The task —
Looking at the data below, count the lines that contain the string "Paid". Write only the total.

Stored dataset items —
+-------+

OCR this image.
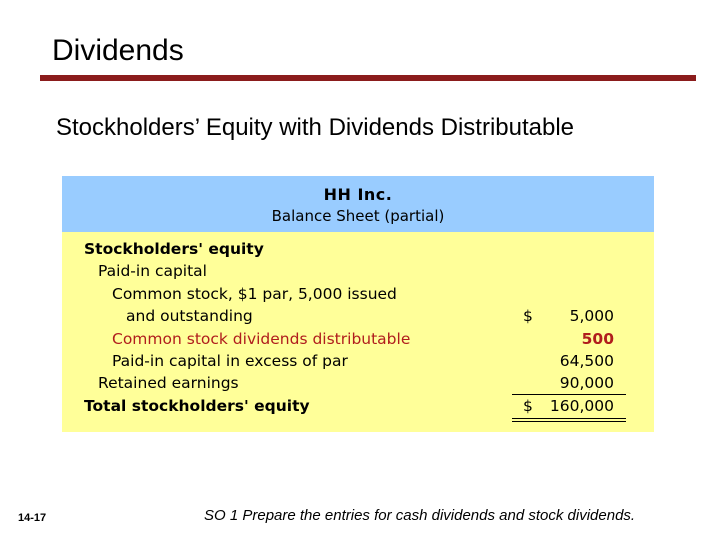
Dividends
Stockholders’ Equity with Dividends Distributable
HH Inc.
Balance Sheet (partial)
Stockholders' equity
Paid-in capital
Common stock, $1 par, 5,000 issued
and outstanding	$	5,000
Common stock dividends distributable	500
Paid-in capital in excess of par	64,500
Retained earnings	90,000
Total stockholders' equity	$	160,000
14-17	SO 1 Prepare the entries for cash dividends and stock dividends.
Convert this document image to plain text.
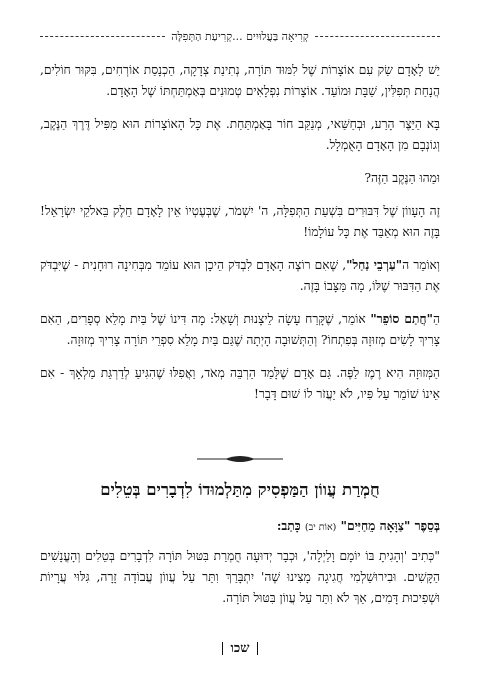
קְרִיאָה בַּעֲלוּיִים ...קְרִיעַת הַתְּפִלָּה

יֵשׁ לָאָדָם שַׂק עִם אוֹצָרוֹת שֶׁל לִמּוּד תּוֹרָה, נְתִינַת צְדָקָה, הַכְנָסַת אוֹרְחִים, בִּקּוּר חוֹלִים, הֲנָחַת תְּפִלִּין, שַׁבָּת וּמוֹעֵד. אוֹצָרוֹת נִפְלָאִים טְמוּנִים בְּאַמְתַּחְתּוֹ שֶׁל הָאָדָם.

בָּא הַיֵּצֶר הָרַע, וּבְחַשַּׁאי, מְנַקֵּב חוֹר בָּאַמְתַּחַת. אֶת כָּל הָאוֹצָרוֹת הוּא מַפִּיל דֶּרֶךְ הַנֶּקֶב, וְגוֹנְבָם מִן הָאָדָם הָאֻמְלָל.

וּמַהוּ הַנֶּקֶב הַזֶּה?

זֶה הָעָווֹן שֶׁל דִּבּוּרִים בִּשְׁעַת הַתְּפִלָּה, ה' יִשְׁמֹר, שֶׁבְּעֶטְיוֹ אֵין לָאָדָם חֵלֶק בֵּאלֹקֵי יִשְׂרָאֵל! בָּזֶה הוּא מְאַבֵּד אֶת כָּל עוֹלָמוֹ!

וְאוֹמֵר ה"עַרְבֵי נַחַל", שֶׁאִם רוֹצֶה הָאָדָם לִבְדֹּק הֵיכָן הוּא עוֹמֵד מִבְּחִינָה רוּחָנִית - שֶׁיִּבְדֹּק אֶת הַדִּבּוּר שֶׁלּוֹ, מָה מַּצָּבוֹ בָּזֶה.

הַ"חֲתַם סוֹפֵר" אוֹמֵר, שֶׁקָּרַח עָשָׂה לֵיצָנוּת וְשָׁאַל: מָה דִּינוֹ שֶׁל בַּיִת מָלֵא סְפָרִים, הַאִם צָרִיךְ לָשִׂים מְזוּזָה בְּפִתְחוֹ? וְהַתְּשׁוּבָה הָיְתָה שֶׁגַּם בַּיִת מָלֵא סִפְרֵי תּוֹרָה צָרִיךְ מְזוּזָה.

הַמְּזוּזָה הִיא רֶמֶז לַפֶּה. גַּם אָדָם שֶׁלָּמַד הַרְבֵּה מְאֹד, וַאֲפִלּוּ שֶׁהִגִּיעַ לְדַרְגַּת מַלְאָךְ - אִם אֵינוֹ שׁוֹמֵר עַל פִּיו, לֹא יַעֲזֹר לוֹ שׁוּם דָּבָר!

חֻמְרַת עֲווֹן הַמַּפְסִיק מִתַּלְמוּדוֹ לִדְבָרִים בְּטֵלִים

בְּסֵפֶר "צַוָּאָה מֵחַיִּים" (אוֹת יב) כָּתַב:

"כְּתִיב 'וְהָגִיתָ בּוֹ יוֹמָם וָלַיְלָה', וּכְבָר יְדוּעָה חֻמְרַת בִּטּוּל תּוֹרָה לִדְבָרִים בְּטֵלִים וְהָעֳנָשִׁים הַקָּשִׁים. וּבִירוּשַׁלְמִי חֲגִיגָה מָצִינוּ שֶׁה' יִתְבָּרַךְ וִתֵּר עַל עֲווֹן עֲבוֹדָה זָרָה, גִּלּוּי עֲרָיוֹת וּשְׁפִיכוּת דָּמִים, אַךְ לֹא וִתֵּר עַל עֲווֹן בִּטּוּל תּוֹרָה.

שכו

+-------+

Problem solution —
2